LolaSmiles · 12/10/2020 20:04

In my offline circle of friends both parents manage to have downtime and hobbies away from each other and away from the children. Men and women have hobbies and run a household in an equitable fashion. Nobody thinks this is exceptional.

On Mumsnet this is apparently a wildly unusual situation because the vast majority of men couldn't possibly manage to be responsible adults in the house alone and couldn't possibly manage to parent their own children a few times a week. These are feckless man children and I can't think of anything less attractive in a man.

Then there's women who don't seem to have any interests but then get annoyed their partner does. Their outlook seems to be 'i don't have any hobbies so you shouldn't either...' or 'i couldn't possibly have a hobby because I'm so devoted to family life and #makingmemories'. The former are negative Nancie's who want to limit everyone else due to their own lack of get up and go. The second fall into martyr territory where they simultaneously resent not having hobbies but also love being able to play the martyr card about how selfless they are.

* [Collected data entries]
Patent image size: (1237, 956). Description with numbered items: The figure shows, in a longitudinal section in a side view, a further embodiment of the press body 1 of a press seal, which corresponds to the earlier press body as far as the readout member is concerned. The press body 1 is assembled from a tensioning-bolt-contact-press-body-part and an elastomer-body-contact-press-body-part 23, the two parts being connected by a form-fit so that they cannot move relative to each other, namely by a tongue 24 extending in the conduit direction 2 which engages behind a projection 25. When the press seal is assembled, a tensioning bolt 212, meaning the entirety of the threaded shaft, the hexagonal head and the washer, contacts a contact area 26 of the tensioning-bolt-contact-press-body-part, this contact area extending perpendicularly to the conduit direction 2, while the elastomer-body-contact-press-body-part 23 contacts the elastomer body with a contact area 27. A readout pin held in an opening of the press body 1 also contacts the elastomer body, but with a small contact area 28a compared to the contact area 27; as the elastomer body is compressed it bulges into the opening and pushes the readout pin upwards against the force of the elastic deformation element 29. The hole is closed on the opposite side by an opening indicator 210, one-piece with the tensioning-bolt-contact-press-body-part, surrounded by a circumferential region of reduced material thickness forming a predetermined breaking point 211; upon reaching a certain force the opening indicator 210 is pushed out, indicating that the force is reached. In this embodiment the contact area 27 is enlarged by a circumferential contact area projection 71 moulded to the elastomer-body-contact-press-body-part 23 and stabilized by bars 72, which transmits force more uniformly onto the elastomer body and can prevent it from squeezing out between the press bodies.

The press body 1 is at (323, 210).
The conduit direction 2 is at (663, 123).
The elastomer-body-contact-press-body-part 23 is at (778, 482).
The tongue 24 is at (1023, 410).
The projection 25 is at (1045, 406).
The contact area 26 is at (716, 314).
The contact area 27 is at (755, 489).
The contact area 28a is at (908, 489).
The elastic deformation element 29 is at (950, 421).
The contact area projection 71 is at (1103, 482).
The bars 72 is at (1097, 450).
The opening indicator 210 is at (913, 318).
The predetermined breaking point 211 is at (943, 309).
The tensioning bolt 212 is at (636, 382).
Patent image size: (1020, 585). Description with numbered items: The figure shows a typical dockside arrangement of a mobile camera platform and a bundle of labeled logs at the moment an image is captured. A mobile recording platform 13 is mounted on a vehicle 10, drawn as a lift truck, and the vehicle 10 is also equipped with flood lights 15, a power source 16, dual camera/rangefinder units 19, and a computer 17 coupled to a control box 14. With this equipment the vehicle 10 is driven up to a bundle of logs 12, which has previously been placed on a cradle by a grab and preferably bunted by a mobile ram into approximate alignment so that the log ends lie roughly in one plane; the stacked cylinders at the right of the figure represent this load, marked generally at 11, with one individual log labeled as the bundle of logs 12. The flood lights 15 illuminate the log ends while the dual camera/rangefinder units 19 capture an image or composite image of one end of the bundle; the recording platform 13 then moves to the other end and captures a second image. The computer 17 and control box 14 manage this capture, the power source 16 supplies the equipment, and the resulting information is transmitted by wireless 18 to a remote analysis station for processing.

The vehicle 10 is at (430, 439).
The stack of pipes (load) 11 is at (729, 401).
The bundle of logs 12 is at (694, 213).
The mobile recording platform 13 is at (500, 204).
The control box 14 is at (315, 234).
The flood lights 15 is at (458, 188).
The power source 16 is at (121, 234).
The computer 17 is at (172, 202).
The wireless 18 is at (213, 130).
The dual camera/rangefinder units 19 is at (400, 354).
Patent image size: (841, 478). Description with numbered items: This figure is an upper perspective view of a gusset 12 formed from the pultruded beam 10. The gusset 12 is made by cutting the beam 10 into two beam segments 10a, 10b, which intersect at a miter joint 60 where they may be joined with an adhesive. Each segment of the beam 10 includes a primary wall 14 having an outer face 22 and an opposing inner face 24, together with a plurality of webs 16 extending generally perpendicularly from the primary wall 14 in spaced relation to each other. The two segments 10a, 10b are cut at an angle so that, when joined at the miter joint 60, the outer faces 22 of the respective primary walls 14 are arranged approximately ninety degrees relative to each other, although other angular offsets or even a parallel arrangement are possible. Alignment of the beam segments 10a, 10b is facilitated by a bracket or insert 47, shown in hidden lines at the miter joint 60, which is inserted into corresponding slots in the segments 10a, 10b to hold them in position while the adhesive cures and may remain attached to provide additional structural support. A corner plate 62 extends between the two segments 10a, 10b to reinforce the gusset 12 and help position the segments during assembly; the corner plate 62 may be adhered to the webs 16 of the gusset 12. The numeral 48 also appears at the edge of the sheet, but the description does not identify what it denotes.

* [Directions for this task]
Reproduce the stretch of the forum post from "On Mumsnet this" through "selfless they are.". Work only from the forum post and set the rows aside.

* [Solution for this problem]
On Mumsnet this is apparently a wildly unusual situation because the vast majority of men couldn't possibly manage to be responsible adults in the house alone and couldn't possibly manage to parent their own children a few times a week. These are feckless man children and I can't think of anything less attractive in a man.

Then there's women who don't seem to have any interests but then get annoyed their partner does. Their outlook seems to be 'i don't have any hobbies so you shouldn't either...' or 'i couldn't possibly have a hobby because I'm so devoted to family life and #makingmemories'. The former are negative Nancie's who want to limit everyone else due to their own lack of get up and go. The second fall into martyr territory where they simultaneously resent not having hobbies but also love being able to play the martyr card about how selfless they are.